- The records:
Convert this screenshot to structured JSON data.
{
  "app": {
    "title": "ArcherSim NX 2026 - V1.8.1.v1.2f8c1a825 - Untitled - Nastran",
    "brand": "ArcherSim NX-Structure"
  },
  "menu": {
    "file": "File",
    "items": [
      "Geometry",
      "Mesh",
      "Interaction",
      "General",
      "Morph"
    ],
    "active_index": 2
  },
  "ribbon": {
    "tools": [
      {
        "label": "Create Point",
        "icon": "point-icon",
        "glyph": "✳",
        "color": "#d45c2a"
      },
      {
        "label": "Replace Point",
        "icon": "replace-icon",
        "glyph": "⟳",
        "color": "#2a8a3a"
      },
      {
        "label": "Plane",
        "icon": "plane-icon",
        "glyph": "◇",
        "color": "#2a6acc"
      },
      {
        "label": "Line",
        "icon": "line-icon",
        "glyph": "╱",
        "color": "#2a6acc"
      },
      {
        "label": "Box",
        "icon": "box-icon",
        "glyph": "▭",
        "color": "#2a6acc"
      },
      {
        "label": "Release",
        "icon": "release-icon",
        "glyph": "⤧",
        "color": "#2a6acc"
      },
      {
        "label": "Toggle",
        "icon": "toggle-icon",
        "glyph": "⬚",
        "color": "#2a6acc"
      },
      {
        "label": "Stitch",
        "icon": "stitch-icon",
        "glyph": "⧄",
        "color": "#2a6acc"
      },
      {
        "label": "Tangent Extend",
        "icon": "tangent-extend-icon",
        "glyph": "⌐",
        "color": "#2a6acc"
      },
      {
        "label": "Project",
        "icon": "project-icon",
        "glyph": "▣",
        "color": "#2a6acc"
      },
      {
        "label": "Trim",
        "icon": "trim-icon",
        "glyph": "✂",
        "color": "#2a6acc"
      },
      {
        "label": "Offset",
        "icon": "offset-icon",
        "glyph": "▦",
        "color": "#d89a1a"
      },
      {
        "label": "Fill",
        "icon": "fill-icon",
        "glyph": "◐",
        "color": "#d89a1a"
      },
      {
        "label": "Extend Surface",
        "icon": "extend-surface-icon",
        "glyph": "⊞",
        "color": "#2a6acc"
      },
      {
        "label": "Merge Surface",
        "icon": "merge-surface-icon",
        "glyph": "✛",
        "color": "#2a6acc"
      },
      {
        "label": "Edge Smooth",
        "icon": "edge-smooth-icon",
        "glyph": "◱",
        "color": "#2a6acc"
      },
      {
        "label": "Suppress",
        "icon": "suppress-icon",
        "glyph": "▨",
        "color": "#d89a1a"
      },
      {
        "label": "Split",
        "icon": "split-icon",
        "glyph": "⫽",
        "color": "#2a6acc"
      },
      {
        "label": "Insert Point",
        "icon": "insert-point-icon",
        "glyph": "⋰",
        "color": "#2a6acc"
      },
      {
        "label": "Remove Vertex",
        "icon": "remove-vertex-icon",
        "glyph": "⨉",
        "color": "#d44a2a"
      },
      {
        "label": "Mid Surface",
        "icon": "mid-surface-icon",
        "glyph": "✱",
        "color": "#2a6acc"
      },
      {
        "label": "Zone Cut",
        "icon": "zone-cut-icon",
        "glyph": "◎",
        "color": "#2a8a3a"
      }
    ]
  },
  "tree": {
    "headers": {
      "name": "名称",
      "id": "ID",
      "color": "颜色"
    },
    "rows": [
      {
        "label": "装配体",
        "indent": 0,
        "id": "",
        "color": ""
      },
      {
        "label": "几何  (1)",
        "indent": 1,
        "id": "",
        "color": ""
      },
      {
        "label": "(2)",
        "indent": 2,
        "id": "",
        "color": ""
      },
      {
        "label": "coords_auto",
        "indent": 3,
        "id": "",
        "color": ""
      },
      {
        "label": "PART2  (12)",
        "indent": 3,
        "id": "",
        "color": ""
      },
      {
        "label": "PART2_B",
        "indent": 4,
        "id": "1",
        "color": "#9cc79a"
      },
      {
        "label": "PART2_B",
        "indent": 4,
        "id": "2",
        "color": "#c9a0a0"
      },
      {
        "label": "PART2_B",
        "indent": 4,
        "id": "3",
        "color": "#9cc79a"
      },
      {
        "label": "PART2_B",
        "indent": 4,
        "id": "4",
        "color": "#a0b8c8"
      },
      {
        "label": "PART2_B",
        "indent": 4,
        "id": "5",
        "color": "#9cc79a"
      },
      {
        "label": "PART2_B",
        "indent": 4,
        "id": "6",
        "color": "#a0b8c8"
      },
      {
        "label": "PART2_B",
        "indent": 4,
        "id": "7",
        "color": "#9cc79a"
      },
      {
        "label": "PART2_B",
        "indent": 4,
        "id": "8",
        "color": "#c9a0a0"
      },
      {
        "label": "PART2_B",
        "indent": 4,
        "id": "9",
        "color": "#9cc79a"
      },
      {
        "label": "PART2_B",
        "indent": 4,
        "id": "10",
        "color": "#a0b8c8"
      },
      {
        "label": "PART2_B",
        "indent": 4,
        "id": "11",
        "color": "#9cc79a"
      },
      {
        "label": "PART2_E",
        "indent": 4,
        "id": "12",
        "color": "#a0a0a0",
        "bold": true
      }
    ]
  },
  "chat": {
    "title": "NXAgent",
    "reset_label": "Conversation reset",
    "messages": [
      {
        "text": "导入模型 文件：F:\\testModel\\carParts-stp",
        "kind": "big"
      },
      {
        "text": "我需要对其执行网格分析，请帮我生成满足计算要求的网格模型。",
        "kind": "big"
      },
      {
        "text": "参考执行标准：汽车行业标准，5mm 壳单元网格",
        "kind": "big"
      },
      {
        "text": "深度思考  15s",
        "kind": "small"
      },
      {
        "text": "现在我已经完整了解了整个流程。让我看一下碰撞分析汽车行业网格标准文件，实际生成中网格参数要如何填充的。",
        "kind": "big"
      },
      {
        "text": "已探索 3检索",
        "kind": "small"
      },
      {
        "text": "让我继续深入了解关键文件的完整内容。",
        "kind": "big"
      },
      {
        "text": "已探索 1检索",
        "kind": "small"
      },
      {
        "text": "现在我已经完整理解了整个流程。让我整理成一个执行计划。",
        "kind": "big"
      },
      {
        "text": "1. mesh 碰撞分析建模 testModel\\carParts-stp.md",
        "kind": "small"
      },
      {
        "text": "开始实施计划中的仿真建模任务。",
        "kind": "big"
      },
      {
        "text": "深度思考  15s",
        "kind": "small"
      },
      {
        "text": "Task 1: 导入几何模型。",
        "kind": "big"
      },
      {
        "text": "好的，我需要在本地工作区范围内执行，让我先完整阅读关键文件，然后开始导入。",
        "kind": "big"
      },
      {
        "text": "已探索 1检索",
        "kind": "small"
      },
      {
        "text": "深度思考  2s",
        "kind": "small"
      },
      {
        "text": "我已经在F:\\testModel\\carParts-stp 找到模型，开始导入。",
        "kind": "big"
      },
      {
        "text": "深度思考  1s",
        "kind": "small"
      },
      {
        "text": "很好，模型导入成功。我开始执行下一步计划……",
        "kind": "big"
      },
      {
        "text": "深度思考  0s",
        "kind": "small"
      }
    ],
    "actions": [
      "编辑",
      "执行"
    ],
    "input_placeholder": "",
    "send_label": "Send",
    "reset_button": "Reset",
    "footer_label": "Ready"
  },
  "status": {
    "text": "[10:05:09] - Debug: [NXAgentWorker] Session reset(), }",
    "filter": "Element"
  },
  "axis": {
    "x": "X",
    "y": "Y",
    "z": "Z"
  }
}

- Task prompt:
What is the number of lines that hold the string "carParts"? Give it alone.

- Solution:
3